● PROBLEM STATEMENT:
Your task is to return the line containing "What text is on this page?" plus every line after it, exactly and with nothing added.

-- Begin RECORDS PROVIDED --

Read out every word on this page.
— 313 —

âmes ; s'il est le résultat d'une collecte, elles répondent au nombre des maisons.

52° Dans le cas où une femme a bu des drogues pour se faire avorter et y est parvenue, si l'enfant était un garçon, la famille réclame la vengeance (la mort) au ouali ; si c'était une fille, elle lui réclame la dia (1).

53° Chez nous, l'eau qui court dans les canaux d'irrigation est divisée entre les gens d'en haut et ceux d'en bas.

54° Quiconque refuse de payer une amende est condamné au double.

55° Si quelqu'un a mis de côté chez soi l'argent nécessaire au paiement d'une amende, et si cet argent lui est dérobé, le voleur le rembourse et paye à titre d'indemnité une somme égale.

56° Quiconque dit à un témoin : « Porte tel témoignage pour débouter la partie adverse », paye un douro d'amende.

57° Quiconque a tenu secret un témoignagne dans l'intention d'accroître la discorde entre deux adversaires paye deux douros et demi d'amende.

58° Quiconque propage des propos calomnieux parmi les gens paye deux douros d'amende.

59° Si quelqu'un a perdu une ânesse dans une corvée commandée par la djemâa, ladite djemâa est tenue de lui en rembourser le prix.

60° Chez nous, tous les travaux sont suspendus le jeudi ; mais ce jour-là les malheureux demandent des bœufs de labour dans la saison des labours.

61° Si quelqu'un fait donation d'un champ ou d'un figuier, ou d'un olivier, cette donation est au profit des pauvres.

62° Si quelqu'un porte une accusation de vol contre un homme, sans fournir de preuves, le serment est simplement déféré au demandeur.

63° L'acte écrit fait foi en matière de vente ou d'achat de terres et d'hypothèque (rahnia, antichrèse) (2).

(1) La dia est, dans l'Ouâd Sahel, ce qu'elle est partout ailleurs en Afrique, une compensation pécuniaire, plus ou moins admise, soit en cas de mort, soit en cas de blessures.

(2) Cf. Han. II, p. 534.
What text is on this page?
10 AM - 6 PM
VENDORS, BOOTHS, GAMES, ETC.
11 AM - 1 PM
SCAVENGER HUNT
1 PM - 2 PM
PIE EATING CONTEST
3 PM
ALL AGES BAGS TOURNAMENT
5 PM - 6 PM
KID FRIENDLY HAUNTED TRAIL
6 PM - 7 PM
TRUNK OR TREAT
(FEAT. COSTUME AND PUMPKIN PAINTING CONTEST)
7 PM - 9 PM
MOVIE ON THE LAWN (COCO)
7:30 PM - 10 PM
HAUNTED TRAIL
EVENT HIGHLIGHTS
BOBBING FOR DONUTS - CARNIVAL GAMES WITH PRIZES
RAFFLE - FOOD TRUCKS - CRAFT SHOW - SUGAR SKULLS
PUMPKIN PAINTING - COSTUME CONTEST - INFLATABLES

-- End RECORDS PROVIDED --

● FULL OUTPUT:
What text is on this page?
10 AM - 6 PM
VENDORS, BOOTHS, GAMES, ETC.
11 AM - 1 PM
SCAVENGER HUNT
1 PM - 2 PM
PIE EATING CONTEST
3 PM
ALL AGES BAGS TOURNAMENT
5 PM - 6 PM
KID FRIENDLY HAUNTED TRAIL
6 PM - 7 PM
TRUNK OR TREAT
(FEAT. COSTUME AND PUMPKIN PAINTING CONTEST)
7 PM - 9 PM
MOVIE ON THE LAWN (COCO)
7:30 PM - 10 PM
HAUNTED TRAIL
EVENT HIGHLIGHTS
BOBBING FOR DONUTS - CARNIVAL GAMES WITH PRIZES
RAFFLE - FOOD TRUCKS - CRAFT SHOW - SUGAR SKULLS
PUMPKIN PAINTING - COSTUME CONTEST - INFLATABLES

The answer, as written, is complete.